# RECORDS SHOWN start
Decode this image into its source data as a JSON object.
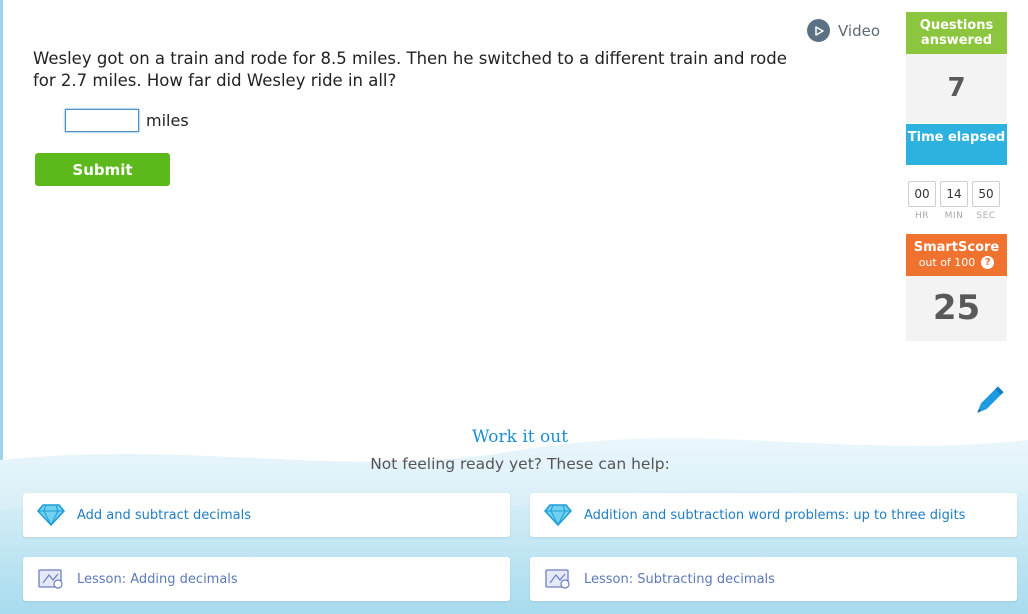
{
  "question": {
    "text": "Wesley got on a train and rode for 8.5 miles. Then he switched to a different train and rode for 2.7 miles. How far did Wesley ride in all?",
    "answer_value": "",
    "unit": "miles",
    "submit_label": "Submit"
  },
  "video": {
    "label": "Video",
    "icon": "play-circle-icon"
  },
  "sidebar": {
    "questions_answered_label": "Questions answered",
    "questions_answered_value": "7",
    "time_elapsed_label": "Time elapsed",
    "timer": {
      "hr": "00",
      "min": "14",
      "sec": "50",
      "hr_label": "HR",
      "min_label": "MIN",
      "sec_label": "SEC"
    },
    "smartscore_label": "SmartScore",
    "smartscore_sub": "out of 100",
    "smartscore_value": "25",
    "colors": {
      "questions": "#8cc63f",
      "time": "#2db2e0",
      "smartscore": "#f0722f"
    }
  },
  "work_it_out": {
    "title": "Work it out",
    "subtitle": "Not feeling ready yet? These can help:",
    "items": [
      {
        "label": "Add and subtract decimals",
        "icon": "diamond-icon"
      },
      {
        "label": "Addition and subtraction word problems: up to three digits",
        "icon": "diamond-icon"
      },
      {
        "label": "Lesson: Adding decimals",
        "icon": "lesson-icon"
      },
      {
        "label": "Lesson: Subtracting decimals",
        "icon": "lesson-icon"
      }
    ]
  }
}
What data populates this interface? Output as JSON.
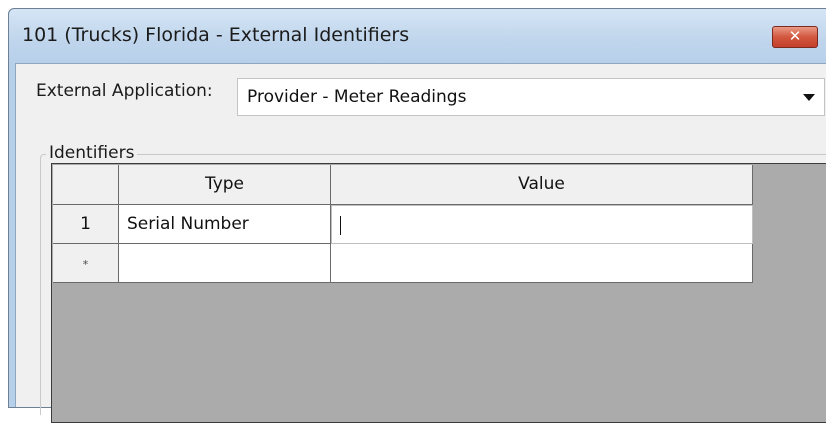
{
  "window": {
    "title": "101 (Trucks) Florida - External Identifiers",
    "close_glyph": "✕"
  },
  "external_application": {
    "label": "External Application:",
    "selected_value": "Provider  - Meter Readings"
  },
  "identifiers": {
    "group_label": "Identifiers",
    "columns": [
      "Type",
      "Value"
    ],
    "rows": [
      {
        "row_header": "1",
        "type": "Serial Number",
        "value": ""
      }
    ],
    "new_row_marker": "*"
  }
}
# RECORDS SHOWN end
# RECORDS SHOWN start
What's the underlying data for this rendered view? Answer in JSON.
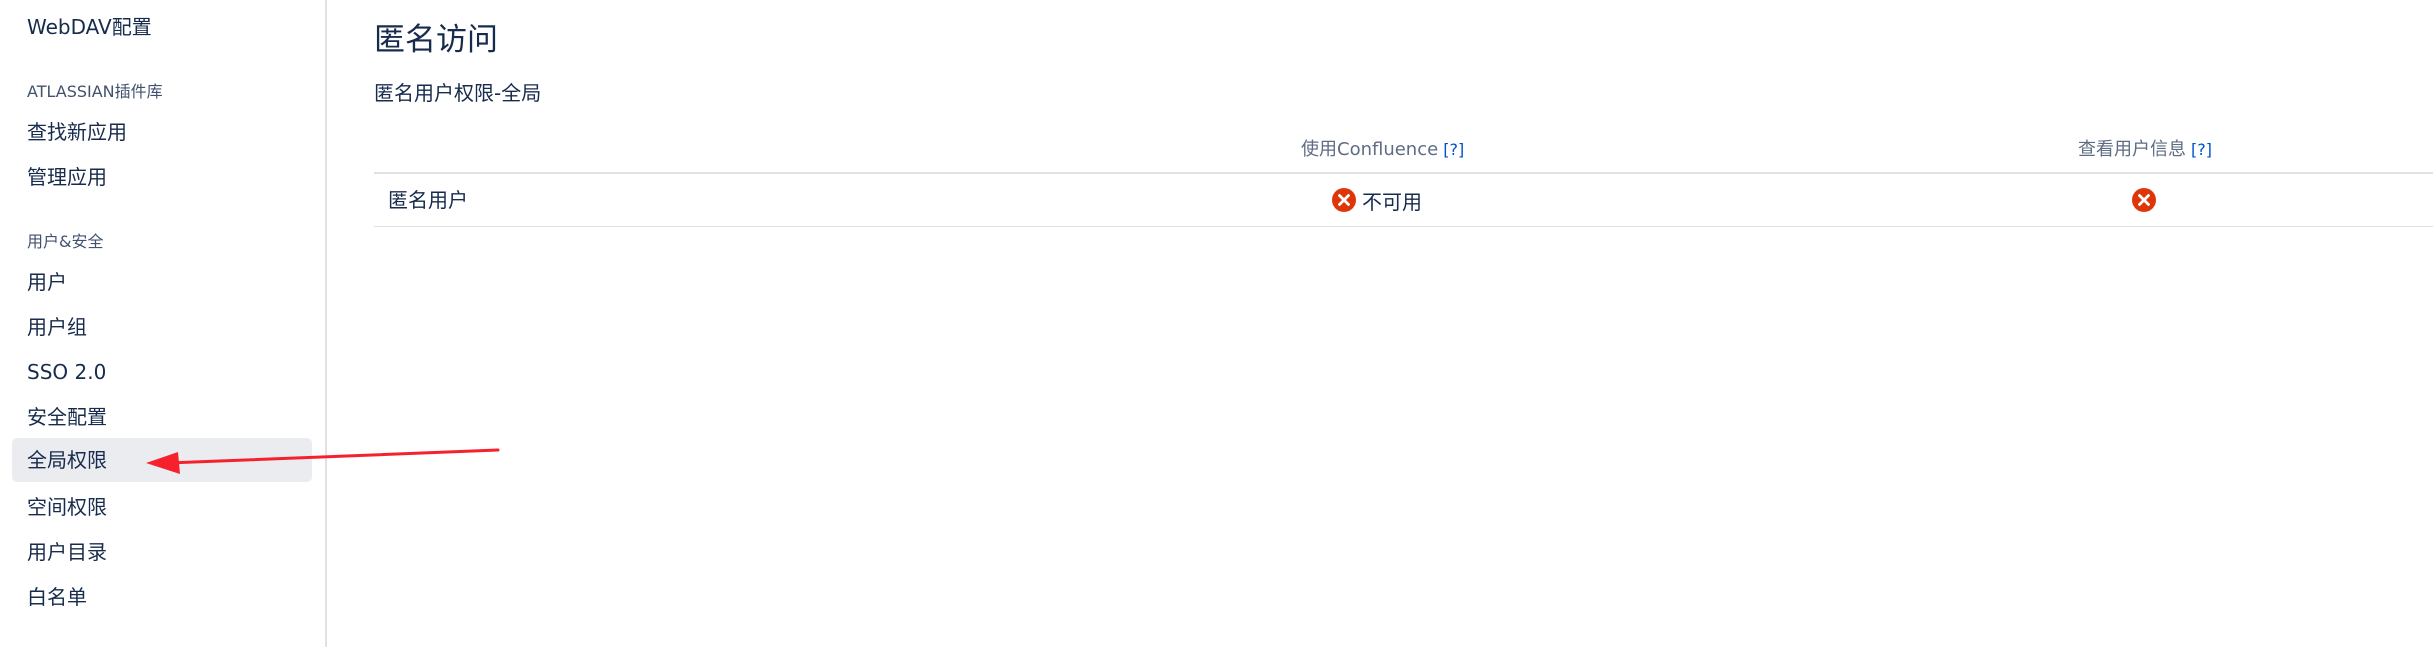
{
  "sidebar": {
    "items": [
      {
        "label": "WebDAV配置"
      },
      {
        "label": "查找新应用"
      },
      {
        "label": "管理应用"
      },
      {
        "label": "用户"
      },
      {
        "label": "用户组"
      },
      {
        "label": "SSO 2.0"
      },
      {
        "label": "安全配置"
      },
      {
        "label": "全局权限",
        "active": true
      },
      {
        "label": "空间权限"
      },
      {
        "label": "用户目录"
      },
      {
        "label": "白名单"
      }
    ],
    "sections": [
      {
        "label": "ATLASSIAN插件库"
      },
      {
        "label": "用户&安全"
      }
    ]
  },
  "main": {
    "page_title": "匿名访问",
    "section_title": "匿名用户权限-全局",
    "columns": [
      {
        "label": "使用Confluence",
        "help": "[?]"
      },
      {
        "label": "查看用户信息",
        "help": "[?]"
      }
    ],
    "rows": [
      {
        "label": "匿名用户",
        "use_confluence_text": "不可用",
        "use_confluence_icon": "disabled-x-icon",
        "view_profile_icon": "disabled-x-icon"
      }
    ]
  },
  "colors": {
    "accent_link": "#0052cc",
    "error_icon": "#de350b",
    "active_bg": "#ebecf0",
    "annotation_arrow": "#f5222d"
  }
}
# RECORDS SHOWN end
__WHAT NEEDS TO BE DONE__. Count how many lines of the listing above include "disabled" and report that number alone.

__TASK RESPONSE__. 2